:: OBJECTIVES ::
1. In the chess notes, which issue of the Danish magazine carried Alekhine's tribute to Nimzowitsch?
2. Write out the part of the chess notes that opens with the words containing "He took up correspondence" and closes with "the printed diagrams.".

:: PASSAGE TO READ ::

Javier Asturiano Molina (Murcia, Spain) asks about an article by Alekhine in Skakbladet after Nimzowitsch’s death.
C.N. 1931 mentioned the tribute, which was published in the May 1935 issue of the Danish magazine:
Mr Asturiano Molina also harks back to C.N. 3859, which gave an 18-move game published in 1896 and won by ‘Master Aron Niemzowitch, the nine-year-old son of a merchant of Riga’. Our correspondent asks if this is the same game that Nimzowitsch mentioned on page 8 of his autobiographical booklet Kak ya stal grosmeysterom (Leningrad, 1929), where he affirmed that his first published score appeared in the Rigaer Tageblatt and that he was eight and a half at the time (i.e. circa May 1895):
Michael McDowell (Westcliff-on-sea, England) quotes an item from the ‘Our Members’ column on pages 59-60 of The Problemist, January 1937:
‘Mr S.G. Luckcock began to play chess at the age of 21 and in a year or two won the “Championship” of a local chess club. He is now the present holder of the “Chess Amateur” Correspondence Championship for North London, which he won in April 1929, and the London and Middlesex Group C.C. since July 1935.
He took up correspondence play because his business did not give him time to belong to a Club, even locally.
He is a quick solver and very rarely sets up a position, but likes solving from the printed diagrams.

:: LISTING ::

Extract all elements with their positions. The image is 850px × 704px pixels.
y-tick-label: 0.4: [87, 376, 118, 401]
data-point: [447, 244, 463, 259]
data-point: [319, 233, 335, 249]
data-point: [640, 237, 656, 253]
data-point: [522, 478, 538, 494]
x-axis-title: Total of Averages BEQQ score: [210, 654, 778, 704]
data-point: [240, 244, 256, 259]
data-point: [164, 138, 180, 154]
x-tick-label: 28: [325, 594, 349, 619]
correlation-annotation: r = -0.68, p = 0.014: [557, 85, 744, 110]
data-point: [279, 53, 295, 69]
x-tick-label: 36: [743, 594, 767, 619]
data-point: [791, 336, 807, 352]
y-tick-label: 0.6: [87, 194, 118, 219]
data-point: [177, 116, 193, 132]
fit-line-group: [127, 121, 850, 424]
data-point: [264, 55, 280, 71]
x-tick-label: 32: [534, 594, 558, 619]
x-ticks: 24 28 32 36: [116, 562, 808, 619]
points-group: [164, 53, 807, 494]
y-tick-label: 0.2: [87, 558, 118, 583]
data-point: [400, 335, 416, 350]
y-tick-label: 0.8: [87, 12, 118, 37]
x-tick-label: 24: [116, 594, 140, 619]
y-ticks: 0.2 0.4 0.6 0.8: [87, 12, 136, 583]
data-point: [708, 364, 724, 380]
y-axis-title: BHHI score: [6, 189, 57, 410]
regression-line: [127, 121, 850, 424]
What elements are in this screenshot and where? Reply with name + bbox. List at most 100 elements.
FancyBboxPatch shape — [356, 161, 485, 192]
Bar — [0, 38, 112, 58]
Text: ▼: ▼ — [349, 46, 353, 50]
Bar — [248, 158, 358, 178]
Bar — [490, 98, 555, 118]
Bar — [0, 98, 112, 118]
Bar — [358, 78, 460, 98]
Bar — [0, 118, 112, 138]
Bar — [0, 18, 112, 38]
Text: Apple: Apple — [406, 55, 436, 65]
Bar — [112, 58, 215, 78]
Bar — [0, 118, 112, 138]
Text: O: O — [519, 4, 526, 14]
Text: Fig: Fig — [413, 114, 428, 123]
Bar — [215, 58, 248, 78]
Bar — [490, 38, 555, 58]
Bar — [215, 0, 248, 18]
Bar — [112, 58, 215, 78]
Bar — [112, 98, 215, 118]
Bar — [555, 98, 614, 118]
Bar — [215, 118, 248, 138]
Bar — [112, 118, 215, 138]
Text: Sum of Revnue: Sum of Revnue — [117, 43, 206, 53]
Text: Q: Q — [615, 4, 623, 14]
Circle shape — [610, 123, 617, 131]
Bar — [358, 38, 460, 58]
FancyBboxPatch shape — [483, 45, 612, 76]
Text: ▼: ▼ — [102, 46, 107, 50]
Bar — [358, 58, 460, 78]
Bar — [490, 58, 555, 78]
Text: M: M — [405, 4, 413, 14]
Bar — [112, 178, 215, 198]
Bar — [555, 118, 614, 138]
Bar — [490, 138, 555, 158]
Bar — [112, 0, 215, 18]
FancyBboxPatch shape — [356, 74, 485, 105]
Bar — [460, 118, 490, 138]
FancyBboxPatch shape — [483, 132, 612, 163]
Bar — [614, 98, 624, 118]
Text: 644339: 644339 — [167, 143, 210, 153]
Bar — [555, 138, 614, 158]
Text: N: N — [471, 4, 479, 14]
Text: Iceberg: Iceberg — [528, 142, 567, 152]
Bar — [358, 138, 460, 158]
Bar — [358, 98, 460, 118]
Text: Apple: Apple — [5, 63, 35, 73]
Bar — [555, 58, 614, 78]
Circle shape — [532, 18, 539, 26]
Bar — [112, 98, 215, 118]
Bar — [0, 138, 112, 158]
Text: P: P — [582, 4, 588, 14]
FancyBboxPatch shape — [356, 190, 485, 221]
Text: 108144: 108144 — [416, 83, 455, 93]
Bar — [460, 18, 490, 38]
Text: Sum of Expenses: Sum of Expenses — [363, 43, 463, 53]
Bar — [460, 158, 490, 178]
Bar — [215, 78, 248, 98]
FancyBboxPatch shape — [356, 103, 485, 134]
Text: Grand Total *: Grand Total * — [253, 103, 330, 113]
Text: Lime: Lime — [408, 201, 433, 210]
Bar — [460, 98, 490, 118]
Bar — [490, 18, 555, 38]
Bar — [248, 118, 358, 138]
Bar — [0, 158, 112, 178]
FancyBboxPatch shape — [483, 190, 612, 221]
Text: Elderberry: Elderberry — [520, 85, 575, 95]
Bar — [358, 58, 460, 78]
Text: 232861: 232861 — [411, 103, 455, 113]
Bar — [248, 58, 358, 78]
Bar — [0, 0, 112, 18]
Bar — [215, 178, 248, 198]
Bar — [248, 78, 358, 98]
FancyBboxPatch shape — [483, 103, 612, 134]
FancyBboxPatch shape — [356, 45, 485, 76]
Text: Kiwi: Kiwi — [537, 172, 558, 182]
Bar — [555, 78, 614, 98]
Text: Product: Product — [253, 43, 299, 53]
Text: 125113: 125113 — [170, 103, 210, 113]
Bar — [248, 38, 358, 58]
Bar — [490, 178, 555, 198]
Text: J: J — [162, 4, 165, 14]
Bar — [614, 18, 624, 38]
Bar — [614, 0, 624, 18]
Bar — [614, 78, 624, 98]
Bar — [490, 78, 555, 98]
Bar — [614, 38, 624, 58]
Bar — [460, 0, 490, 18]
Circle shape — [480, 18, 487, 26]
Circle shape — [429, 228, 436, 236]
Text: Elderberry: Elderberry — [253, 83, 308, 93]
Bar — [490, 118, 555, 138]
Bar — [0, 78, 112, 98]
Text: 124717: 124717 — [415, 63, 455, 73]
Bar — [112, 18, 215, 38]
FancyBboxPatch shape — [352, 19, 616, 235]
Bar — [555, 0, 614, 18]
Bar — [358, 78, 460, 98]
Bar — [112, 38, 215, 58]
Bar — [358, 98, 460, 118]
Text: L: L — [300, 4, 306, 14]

:: SOLUTIONS TO THE PROBLEMS ::
1. The May 1935 issue.

2.
He took up correspondence play because his business did not give him time to belong to a Club, even locally.
He is a quick solver and very rarely sets up a position, but likes solving from the printed diagrams.